*Directions for this task*. Convert each line of the records below into a numbered list, omitting any blank lines.

*Supplied data*.

____________________

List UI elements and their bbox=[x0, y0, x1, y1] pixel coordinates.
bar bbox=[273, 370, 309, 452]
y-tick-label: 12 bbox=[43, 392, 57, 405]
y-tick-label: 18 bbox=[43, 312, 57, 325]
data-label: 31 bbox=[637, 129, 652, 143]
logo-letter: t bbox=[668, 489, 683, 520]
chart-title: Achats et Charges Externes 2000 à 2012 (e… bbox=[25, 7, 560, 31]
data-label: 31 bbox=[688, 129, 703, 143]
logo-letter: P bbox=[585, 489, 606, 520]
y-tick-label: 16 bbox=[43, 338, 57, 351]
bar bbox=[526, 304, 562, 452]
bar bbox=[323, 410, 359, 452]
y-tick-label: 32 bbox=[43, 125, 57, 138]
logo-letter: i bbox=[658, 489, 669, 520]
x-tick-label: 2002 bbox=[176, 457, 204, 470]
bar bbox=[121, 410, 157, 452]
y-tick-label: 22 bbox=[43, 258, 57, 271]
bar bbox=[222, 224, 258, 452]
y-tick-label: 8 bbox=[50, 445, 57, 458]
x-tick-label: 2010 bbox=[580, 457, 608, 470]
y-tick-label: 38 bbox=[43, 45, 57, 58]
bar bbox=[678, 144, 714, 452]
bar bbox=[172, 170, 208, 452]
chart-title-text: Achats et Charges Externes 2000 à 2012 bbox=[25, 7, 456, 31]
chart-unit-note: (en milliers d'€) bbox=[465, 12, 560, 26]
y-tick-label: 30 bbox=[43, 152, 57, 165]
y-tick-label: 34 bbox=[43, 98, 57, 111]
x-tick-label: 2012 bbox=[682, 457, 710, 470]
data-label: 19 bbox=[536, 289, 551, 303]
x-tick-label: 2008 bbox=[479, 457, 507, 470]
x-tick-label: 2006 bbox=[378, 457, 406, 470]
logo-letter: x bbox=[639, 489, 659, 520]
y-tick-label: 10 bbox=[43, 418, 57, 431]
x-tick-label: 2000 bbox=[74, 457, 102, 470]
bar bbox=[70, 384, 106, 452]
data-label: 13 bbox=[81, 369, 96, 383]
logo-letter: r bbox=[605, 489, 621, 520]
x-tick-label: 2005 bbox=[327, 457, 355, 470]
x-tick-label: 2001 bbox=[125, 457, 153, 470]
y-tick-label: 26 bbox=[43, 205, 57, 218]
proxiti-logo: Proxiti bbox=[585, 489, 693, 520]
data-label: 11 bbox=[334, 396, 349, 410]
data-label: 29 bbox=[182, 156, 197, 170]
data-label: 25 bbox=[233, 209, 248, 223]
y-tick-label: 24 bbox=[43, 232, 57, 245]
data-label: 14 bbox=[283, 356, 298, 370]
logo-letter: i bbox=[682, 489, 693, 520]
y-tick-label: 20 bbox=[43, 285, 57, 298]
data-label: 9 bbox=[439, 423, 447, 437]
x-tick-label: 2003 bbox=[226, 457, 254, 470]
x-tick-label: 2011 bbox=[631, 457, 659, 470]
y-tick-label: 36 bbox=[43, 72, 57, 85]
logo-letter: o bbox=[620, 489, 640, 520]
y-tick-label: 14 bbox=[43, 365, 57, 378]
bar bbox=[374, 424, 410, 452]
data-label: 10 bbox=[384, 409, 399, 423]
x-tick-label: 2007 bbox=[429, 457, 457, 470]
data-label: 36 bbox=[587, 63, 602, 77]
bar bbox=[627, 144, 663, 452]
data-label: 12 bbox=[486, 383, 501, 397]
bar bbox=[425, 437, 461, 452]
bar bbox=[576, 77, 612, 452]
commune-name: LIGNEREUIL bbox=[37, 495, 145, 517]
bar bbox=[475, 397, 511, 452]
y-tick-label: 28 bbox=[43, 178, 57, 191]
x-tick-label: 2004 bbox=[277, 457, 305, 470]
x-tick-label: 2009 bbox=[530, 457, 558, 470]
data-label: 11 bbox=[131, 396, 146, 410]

____________________

*Complete response*.
1. List UI elements and their bbox=[x0, y0, x1, y1] pixel coordinates.
2. bar bbox=[273, 370, 309, 452]
3. y-tick-label: 12 bbox=[43, 392, 57, 405]
4. y-tick-label: 18 bbox=[43, 312, 57, 325]
5. data-label: 31 bbox=[637, 129, 652, 143]
6. logo-letter: t bbox=[668, 489, 683, 520]
7. chart-title: Achats et Charges Externes 2000 à 2012 (e… bbox=[25, 7, 560, 31]
8. data-label: 31 bbox=[688, 129, 703, 143]
9. logo-letter: P bbox=[585, 489, 606, 520]
10. y-tick-label: 16 bbox=[43, 338, 57, 351]
11. bar bbox=[526, 304, 562, 452]
12. bar bbox=[323, 410, 359, 452]
13. y-tick-label: 32 bbox=[43, 125, 57, 138]
14. logo-letter: i bbox=[658, 489, 669, 520]
15. x-tick-label: 2002 bbox=[176, 457, 204, 470]
16. bar bbox=[121, 410, 157, 452]
17. y-tick-label: 22 bbox=[43, 258, 57, 271]
18. bar bbox=[222, 224, 258, 452]
19. y-tick-label: 8 bbox=[50, 445, 57, 458]
20. x-tick-label: 2010 bbox=[580, 457, 608, 470]
21. y-tick-label: 38 bbox=[43, 45, 57, 58]
22. bar bbox=[678, 144, 714, 452]
23. bar bbox=[172, 170, 208, 452]
24. chart-title-text: Achats et Charges Externes 2000 à 2012 bbox=[25, 7, 456, 31]
25. chart-unit-note: (en milliers d'€) bbox=[465, 12, 560, 26]
26. y-tick-label: 30 bbox=[43, 152, 57, 165]
27. y-tick-label: 34 bbox=[43, 98, 57, 111]
28. x-tick-label: 2012 bbox=[682, 457, 710, 470]
29. data-label: 19 bbox=[536, 289, 551, 303]
30. x-tick-label: 2008 bbox=[479, 457, 507, 470]
31. x-tick-label: 2006 bbox=[378, 457, 406, 470]
32. logo-letter: x bbox=[639, 489, 659, 520]
33. y-tick-label: 10 bbox=[43, 418, 57, 431]
34. x-tick-label: 2000 bbox=[74, 457, 102, 470]
35. bar bbox=[70, 384, 106, 452]
36. data-label: 13 bbox=[81, 369, 96, 383]
37. logo-letter: r bbox=[605, 489, 621, 520]
38. x-tick-label: 2005 bbox=[327, 457, 355, 470]
39. x-tick-label: 2001 bbox=[125, 457, 153, 470]
40. y-tick-label: 26 bbox=[43, 205, 57, 218]
41. proxiti-logo: Proxiti bbox=[585, 489, 693, 520]
42. data-label: 11 bbox=[334, 396, 349, 410]
43. data-label: 29 bbox=[182, 156, 197, 170]
44. data-label: 25 bbox=[233, 209, 248, 223]
45. y-tick-label: 24 bbox=[43, 232, 57, 245]
46. data-label: 14 bbox=[283, 356, 298, 370]
47. logo-letter: i bbox=[682, 489, 693, 520]
48. y-tick-label: 20 bbox=[43, 285, 57, 298]
49. data-label: 9 bbox=[439, 423, 447, 437]
50. x-tick-label: 2003 bbox=[226, 457, 254, 470]
51. x-tick-label: 2011 bbox=[631, 457, 659, 470]
52. y-tick-label: 36 bbox=[43, 72, 57, 85]
53. logo-letter: o bbox=[620, 489, 640, 520]
54. y-tick-label: 14 bbox=[43, 365, 57, 378]
55. bar bbox=[374, 424, 410, 452]
56. data-label: 10 bbox=[384, 409, 399, 423]
57. x-tick-label: 2007 bbox=[429, 457, 457, 470]
58. data-label: 36 bbox=[587, 63, 602, 77]
59. bar bbox=[627, 144, 663, 452]
60. data-label: 12 bbox=[486, 383, 501, 397]
61. bar bbox=[425, 437, 461, 452]
62. bar bbox=[576, 77, 612, 452]
63. commune-name: LIGNEREUIL bbox=[37, 495, 145, 517]
64. bar bbox=[475, 397, 511, 452]
65. y-tick-label: 28 bbox=[43, 178, 57, 191]
66. x-tick-label: 2004 bbox=[277, 457, 305, 470]
67. x-tick-label: 2009 bbox=[530, 457, 558, 470]
68. data-label: 11 bbox=[131, 396, 146, 410]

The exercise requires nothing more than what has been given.